Dataset records:
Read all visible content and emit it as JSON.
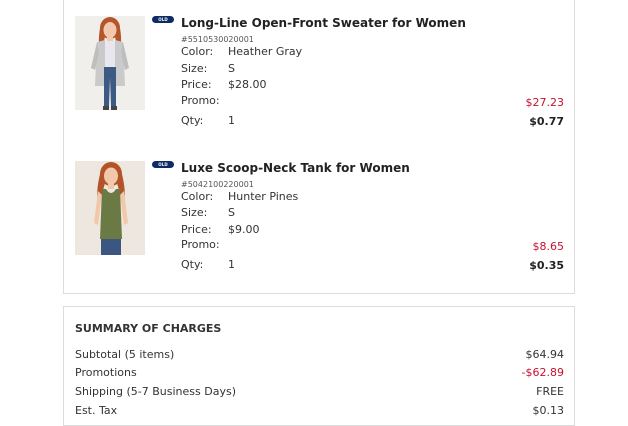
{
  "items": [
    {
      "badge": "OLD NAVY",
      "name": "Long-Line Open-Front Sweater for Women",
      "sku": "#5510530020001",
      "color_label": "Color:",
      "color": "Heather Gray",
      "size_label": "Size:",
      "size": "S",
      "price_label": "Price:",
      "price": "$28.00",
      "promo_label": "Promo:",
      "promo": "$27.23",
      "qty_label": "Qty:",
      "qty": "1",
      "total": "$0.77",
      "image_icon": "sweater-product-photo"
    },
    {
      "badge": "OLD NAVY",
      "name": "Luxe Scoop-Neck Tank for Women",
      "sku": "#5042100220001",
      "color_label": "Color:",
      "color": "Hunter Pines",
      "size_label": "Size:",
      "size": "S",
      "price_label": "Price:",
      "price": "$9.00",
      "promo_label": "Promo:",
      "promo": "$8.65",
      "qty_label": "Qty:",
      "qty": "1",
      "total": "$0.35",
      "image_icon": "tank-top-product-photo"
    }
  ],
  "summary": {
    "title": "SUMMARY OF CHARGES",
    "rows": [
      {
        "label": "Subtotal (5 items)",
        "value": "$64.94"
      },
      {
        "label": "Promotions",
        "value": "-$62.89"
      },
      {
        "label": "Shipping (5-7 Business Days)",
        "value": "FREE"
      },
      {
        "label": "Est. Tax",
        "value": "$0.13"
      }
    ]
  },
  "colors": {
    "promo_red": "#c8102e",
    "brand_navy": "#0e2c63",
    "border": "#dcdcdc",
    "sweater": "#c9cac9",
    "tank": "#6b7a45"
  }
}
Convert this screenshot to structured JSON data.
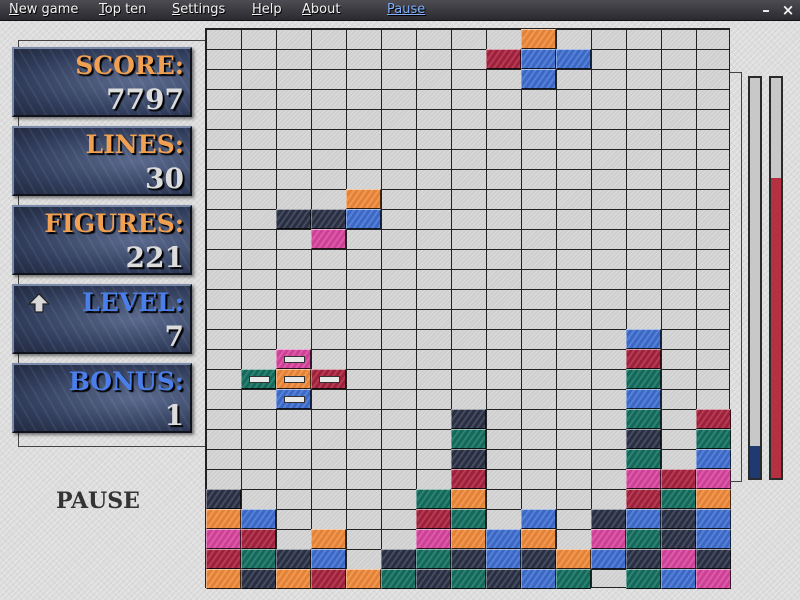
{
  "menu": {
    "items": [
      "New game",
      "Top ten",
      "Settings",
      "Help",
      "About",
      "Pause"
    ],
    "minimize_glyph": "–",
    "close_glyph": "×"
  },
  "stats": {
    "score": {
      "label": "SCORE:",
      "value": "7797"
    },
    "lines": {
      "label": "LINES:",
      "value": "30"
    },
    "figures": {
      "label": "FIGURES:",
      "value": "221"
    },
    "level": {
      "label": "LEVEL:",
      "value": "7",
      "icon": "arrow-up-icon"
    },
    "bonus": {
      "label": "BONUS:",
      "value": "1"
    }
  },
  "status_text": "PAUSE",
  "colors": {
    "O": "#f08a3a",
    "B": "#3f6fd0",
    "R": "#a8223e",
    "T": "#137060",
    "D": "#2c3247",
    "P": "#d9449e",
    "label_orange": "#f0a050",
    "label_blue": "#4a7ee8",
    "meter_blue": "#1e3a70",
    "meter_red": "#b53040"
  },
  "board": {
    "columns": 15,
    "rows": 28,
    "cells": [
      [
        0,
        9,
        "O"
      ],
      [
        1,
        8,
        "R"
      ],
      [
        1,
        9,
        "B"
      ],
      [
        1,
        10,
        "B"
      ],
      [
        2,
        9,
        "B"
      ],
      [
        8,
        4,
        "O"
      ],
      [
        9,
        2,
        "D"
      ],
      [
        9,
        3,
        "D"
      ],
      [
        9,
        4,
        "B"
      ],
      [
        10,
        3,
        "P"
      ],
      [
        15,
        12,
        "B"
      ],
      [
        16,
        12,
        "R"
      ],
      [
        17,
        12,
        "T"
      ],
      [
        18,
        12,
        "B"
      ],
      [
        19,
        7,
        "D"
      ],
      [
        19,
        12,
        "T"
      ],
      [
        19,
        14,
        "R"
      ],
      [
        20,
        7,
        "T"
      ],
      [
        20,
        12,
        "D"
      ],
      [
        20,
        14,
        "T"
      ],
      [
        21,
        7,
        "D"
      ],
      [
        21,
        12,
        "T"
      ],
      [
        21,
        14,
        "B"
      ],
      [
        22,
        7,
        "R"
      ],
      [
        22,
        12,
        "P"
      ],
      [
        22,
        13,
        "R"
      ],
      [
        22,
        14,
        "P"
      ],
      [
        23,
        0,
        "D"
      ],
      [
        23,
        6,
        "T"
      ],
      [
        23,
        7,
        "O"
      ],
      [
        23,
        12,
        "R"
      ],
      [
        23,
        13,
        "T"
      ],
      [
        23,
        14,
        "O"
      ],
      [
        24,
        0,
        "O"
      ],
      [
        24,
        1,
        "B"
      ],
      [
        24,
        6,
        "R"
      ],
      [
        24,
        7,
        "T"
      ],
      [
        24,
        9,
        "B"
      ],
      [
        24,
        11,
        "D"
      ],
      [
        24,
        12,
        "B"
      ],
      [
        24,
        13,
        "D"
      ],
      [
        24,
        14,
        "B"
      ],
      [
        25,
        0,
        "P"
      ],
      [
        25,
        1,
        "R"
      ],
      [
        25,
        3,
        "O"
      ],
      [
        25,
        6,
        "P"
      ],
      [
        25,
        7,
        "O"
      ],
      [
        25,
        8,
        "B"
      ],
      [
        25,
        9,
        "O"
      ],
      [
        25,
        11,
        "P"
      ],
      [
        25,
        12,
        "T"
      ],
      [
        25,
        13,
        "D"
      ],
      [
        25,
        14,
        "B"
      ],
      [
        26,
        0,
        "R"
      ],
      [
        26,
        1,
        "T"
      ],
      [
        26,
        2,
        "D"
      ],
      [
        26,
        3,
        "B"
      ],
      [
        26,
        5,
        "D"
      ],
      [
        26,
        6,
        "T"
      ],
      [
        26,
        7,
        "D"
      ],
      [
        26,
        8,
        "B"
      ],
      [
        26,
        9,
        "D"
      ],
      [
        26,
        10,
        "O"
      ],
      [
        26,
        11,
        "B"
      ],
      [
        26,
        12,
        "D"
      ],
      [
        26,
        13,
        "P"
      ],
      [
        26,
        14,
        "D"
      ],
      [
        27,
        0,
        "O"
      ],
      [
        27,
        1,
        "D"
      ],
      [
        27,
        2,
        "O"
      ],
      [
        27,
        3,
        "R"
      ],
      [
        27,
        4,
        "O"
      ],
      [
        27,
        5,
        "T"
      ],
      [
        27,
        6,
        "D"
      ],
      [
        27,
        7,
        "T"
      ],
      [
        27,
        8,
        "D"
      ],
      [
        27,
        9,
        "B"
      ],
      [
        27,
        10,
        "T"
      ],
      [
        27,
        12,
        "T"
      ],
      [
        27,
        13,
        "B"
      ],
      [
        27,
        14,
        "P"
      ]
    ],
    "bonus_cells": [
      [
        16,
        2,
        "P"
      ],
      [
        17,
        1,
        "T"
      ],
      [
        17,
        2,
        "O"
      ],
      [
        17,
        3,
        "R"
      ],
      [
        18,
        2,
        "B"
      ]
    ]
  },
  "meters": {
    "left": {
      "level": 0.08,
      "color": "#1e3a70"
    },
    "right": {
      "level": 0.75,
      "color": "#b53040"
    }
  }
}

== Problem statement ==
Every record is to be reproduced exactly, with no pictures included.

== Task solution ==
Read all visible content and emit it as JSON.
{
  "items": [
    {
      "badge": "OLD NAVY",
      "name": "Long-Line Open-Front Sweater for Women",
      "sku": "#5510530020001",
      "color_label": "Color:",
      "color": "Heather Gray",
      "size_label": "Size:",
      "size": "S",
      "price_label": "Price:",
      "price": "$28.00",
      "promo_label": "Promo:",
      "promo": "$27.23",
      "qty_label": "Qty:",
      "qty": "1",
      "total": "$0.77",
      "image_icon": "sweater-product-photo"
    },
    {
      "badge": "OLD NAVY",
      "name": "Luxe Scoop-Neck Tank for Women",
      "sku": "#5042100220001",
      "color_label": "Color:",
      "color": "Hunter Pines",
      "size_label": "Size:",
      "size": "S",
      "price_label": "Price:",
      "price": "$9.00",
      "promo_label": "Promo:",
      "promo": "$8.65",
      "qty_label": "Qty:",
      "qty": "1",
      "total": "$0.35",
      "image_icon": "tank-top-product-photo"
    }
  ],
  "summary": {
    "title": "SUMMARY OF CHARGES",
    "rows": [
      {
        "label": "Subtotal (5 items)",
        "value": "$64.94"
      },
      {
        "label": "Promotions",
        "value": "-$62.89"
      },
      {
        "label": "Shipping (5-7 Business Days)",
        "value": "FREE"
      },
      {
        "label": "Est. Tax",
        "value": "$0.13"
      }
    ]
  },
  "colors": {
    "promo_red": "#c8102e",
    "brand_navy": "#0e2c63",
    "border": "#dcdcdc",
    "sweater": "#c9cac9",
    "tank": "#6b7a45"
  }
}
Convert this screenshot to structured JSON data.
{
  "menu": {
    "items": [
      "New game",
      "Top ten",
      "Settings",
      "Help",
      "About",
      "Pause"
    ],
    "minimize_glyph": "–",
    "close_glyph": "×"
  },
  "stats": {
    "score": {
      "label": "SCORE:",
      "value": "7797"
    },
    "lines": {
      "label": "LINES:",
      "value": "30"
    },
    "figures": {
      "label": "FIGURES:",
      "value": "221"
    },
    "level": {
      "label": "LEVEL:",
      "value": "7",
      "icon": "arrow-up-icon"
    },
    "bonus": {
      "label": "BONUS:",
      "value": "1"
    }
  },
  "status_text": "PAUSE",
  "colors": {
    "O": "#f08a3a",
    "B": "#3f6fd0",
    "R": "#a8223e",
    "T": "#137060",
    "D": "#2c3247",
    "P": "#d9449e",
    "label_orange": "#f0a050",
    "label_blue": "#4a7ee8",
    "meter_blue": "#1e3a70",
    "meter_red": "#b53040"
  },
  "board": {
    "columns": 15,
    "rows": 28,
    "cells": [
      [
        0,
        9,
        "O"
      ],
      [
        1,
        8,
        "R"
      ],
      [
        1,
        9,
        "B"
      ],
      [
        1,
        10,
        "B"
      ],
      [
        2,
        9,
        "B"
      ],
      [
        8,
        4,
        "O"
      ],
      [
        9,
        2,
        "D"
      ],
      [
        9,
        3,
        "D"
      ],
      [
        9,
        4,
        "B"
      ],
      [
        10,
        3,
        "P"
      ],
      [
        15,
        12,
        "B"
      ],
      [
        16,
        12,
        "R"
      ],
      [
        17,
        12,
        "T"
      ],
      [
        18,
        12,
        "B"
      ],
      [
        19,
        7,
        "D"
      ],
      [
        19,
        12,
        "T"
      ],
      [
        19,
        14,
        "R"
      ],
      [
        20,
        7,
        "T"
      ],
      [
        20,
        12,
        "D"
      ],
      [
        20,
        14,
        "T"
      ],
      [
        21,
        7,
        "D"
      ],
      [
        21,
        12,
        "T"
      ],
      [
        21,
        14,
        "B"
      ],
      [
        22,
        7,
        "R"
      ],
      [
        22,
        12,
        "P"
      ],
      [
        22,
        13,
        "R"
      ],
      [
        22,
        14,
        "P"
      ],
      [
        23,
        0,
        "D"
      ],
      [
        23,
        6,
        "T"
      ],
      [
        23,
        7,
        "O"
      ],
      [
        23,
        12,
        "R"
      ],
      [
        23,
        13,
        "T"
      ],
      [
        23,
        14,
        "O"
      ],
      [
        24,
        0,
        "O"
      ],
      [
        24,
        1,
        "B"
      ],
      [
        24,
        6,
        "R"
      ],
      [
        24,
        7,
        "T"
      ],
      [
        24,
        9,
        "B"
      ],
      [
        24,
        11,
        "D"
      ],
      [
        24,
        12,
        "B"
      ],
      [
        24,
        13,
        "D"
      ],
      [
        24,
        14,
        "B"
      ],
      [
        25,
        0,
        "P"
      ],
      [
        25,
        1,
        "R"
      ],
      [
        25,
        3,
        "O"
      ],
      [
        25,
        6,
        "P"
      ],
      [
        25,
        7,
        "O"
      ],
      [
        25,
        8,
        "B"
      ],
      [
        25,
        9,
        "O"
      ],
      [
        25,
        11,
        "P"
      ],
      [
        25,
        12,
        "T"
      ],
      [
        25,
        13,
        "D"
      ],
      [
        25,
        14,
        "B"
      ],
      [
        26,
        0,
        "R"
      ],
      [
        26,
        1,
        "T"
      ],
      [
        26,
        2,
        "D"
      ],
      [
        26,
        3,
        "B"
      ],
      [
        26,
        5,
        "D"
      ],
      [
        26,
        6,
        "T"
      ],
      [
        26,
        7,
        "D"
      ],
      [
        26,
        8,
        "B"
      ],
      [
        26,
        9,
        "D"
      ],
      [
        26,
        10,
        "O"
      ],
      [
        26,
        11,
        "B"
      ],
      [
        26,
        12,
        "D"
      ],
      [
        26,
        13,
        "P"
      ],
      [
        26,
        14,
        "D"
      ],
      [
        27,
        0,
        "O"
      ],
      [
        27,
        1,
        "D"
      ],
      [
        27,
        2,
        "O"
      ],
      [
        27,
        3,
        "R"
      ],
      [
        27,
        4,
        "O"
      ],
      [
        27,
        5,
        "T"
      ],
      [
        27,
        6,
        "D"
      ],
      [
        27,
        7,
        "T"
      ],
      [
        27,
        8,
        "D"
      ],
      [
        27,
        9,
        "B"
      ],
      [
        27,
        10,
        "T"
      ],
      [
        27,
        12,
        "T"
      ],
      [
        27,
        13,
        "B"
      ],
      [
        27,
        14,
        "P"
      ]
    ],
    "bonus_cells": [
      [
        16,
        2,
        "P"
      ],
      [
        17,
        1,
        "T"
      ],
      [
        17,
        2,
        "O"
      ],
      [
        17,
        3,
        "R"
      ],
      [
        18,
        2,
        "B"
      ]
    ]
  },
  "meters": {
    "left": {
      "level": 0.08,
      "color": "#1e3a70"
    },
    "right": {
      "level": 0.75,
      "color": "#b53040"
    }
  }
}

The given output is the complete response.